>> START RECORDS FOR PROCESSING

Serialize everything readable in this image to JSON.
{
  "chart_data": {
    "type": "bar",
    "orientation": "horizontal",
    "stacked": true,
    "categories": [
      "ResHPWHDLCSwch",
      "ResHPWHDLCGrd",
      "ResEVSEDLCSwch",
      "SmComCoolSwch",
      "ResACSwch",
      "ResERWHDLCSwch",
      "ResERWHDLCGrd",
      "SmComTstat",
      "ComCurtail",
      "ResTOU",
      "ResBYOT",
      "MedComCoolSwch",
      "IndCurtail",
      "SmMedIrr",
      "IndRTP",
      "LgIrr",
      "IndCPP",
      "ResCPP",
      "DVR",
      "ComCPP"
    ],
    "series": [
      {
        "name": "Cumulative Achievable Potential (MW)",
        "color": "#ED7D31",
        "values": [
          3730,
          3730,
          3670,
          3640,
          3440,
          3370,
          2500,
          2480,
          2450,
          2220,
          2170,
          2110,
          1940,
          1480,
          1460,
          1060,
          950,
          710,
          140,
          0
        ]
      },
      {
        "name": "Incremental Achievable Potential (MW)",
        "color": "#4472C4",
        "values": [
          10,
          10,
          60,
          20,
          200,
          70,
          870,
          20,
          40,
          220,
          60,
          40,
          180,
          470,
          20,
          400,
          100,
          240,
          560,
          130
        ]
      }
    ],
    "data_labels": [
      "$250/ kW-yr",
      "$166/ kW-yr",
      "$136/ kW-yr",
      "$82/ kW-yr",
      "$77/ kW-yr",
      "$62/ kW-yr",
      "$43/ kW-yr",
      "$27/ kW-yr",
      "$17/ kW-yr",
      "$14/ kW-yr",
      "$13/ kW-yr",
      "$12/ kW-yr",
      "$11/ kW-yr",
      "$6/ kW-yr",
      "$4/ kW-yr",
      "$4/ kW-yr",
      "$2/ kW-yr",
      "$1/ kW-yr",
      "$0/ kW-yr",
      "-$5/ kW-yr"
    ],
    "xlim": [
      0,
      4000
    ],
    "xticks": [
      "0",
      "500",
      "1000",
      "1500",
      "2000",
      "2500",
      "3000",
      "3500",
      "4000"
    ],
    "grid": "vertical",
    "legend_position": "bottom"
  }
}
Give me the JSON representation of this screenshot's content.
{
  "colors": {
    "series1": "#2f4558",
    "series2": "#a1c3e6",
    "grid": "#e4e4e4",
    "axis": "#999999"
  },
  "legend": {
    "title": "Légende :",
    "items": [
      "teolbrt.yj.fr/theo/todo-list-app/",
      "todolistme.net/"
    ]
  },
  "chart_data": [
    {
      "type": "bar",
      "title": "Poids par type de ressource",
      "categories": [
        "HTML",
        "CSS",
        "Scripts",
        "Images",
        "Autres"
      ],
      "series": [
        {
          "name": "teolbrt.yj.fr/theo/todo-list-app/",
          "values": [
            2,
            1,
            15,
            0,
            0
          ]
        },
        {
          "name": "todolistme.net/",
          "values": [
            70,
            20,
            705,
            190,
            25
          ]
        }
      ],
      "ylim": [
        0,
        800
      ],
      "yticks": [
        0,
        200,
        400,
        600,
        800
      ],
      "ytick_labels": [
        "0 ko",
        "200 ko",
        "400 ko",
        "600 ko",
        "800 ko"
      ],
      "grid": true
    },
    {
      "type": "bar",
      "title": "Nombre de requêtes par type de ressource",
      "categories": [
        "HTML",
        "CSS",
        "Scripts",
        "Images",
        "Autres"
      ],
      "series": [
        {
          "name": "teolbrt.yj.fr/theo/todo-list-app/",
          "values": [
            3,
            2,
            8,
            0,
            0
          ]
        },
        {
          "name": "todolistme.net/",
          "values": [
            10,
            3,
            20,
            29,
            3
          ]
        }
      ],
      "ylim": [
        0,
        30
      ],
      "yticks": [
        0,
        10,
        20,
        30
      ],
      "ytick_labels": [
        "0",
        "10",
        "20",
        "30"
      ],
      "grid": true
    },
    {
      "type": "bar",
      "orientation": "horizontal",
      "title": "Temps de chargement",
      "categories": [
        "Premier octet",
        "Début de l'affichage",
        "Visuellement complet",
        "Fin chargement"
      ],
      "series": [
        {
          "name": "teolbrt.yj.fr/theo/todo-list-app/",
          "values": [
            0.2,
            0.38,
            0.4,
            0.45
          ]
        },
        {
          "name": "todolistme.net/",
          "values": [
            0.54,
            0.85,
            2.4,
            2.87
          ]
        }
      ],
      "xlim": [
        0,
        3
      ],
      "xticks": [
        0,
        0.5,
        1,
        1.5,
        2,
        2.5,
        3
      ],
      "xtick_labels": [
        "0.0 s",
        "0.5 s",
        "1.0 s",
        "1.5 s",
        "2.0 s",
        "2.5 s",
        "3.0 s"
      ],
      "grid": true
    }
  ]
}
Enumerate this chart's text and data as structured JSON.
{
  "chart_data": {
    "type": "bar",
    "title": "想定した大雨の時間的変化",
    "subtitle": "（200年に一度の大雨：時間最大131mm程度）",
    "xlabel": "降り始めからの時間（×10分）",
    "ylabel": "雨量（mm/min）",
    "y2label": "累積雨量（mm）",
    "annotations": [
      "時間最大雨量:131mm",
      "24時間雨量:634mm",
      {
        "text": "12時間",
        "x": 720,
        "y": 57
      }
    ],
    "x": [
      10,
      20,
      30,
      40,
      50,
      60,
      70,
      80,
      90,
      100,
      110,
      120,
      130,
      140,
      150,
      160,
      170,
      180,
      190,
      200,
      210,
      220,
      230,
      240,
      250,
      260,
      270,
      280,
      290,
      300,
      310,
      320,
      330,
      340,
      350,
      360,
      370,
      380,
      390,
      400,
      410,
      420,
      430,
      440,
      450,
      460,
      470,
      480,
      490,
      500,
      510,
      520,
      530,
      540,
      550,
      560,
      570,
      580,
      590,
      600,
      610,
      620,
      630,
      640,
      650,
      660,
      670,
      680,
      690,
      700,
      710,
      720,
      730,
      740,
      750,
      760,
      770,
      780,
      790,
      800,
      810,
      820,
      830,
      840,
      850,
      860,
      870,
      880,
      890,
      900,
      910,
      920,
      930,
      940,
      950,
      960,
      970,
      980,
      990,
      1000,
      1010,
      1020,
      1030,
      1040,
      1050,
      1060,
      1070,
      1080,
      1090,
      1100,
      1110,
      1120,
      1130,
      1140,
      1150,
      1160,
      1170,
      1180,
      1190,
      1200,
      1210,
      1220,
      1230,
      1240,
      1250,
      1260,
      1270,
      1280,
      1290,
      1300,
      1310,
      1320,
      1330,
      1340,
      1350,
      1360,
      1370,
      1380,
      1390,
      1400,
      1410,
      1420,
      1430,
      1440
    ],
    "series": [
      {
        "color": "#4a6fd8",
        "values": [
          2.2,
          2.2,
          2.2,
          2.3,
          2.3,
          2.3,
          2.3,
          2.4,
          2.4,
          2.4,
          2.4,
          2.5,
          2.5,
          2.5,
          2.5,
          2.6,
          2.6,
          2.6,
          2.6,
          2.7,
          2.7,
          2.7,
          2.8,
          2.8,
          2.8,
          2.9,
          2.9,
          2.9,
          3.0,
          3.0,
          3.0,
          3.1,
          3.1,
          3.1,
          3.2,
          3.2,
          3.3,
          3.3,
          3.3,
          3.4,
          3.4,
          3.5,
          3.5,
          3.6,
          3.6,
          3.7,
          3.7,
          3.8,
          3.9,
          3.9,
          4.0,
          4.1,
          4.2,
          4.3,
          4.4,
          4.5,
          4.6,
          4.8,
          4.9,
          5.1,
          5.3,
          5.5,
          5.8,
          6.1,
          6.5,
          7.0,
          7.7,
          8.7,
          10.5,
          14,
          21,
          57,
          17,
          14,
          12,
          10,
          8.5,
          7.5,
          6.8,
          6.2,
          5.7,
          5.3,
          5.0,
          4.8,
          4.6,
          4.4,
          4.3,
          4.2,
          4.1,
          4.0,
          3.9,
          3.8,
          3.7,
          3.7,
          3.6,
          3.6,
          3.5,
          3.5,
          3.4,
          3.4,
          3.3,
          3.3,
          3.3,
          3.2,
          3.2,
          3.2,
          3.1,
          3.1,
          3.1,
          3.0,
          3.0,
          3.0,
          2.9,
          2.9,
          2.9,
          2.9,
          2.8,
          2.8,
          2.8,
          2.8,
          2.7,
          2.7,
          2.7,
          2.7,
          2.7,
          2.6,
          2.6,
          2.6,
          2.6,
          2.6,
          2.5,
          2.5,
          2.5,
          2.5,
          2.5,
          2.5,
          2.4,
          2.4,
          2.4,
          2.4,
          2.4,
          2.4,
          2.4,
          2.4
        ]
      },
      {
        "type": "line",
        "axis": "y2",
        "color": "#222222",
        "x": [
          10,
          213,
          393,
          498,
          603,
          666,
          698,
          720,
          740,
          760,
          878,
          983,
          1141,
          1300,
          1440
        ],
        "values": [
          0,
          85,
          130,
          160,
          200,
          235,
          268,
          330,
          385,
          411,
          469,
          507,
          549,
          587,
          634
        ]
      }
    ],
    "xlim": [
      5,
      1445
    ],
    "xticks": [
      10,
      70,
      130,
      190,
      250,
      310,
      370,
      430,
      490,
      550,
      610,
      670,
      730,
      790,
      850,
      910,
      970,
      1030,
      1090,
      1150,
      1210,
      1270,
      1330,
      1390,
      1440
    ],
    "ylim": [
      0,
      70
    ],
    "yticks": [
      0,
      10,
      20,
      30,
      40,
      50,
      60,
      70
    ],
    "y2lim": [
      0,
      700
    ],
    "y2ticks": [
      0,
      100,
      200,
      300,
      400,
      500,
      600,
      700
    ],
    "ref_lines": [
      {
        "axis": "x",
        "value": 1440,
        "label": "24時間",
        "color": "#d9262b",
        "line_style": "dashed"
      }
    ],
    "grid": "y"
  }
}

>> END RECORDS FOR PROCESSING

# EXERCISE DESCRIPTION
Show each line in the entries that holds the string "chargement".

# CORRECT ANSWER
      "title": "Temps de chargement",
        "Fin chargement"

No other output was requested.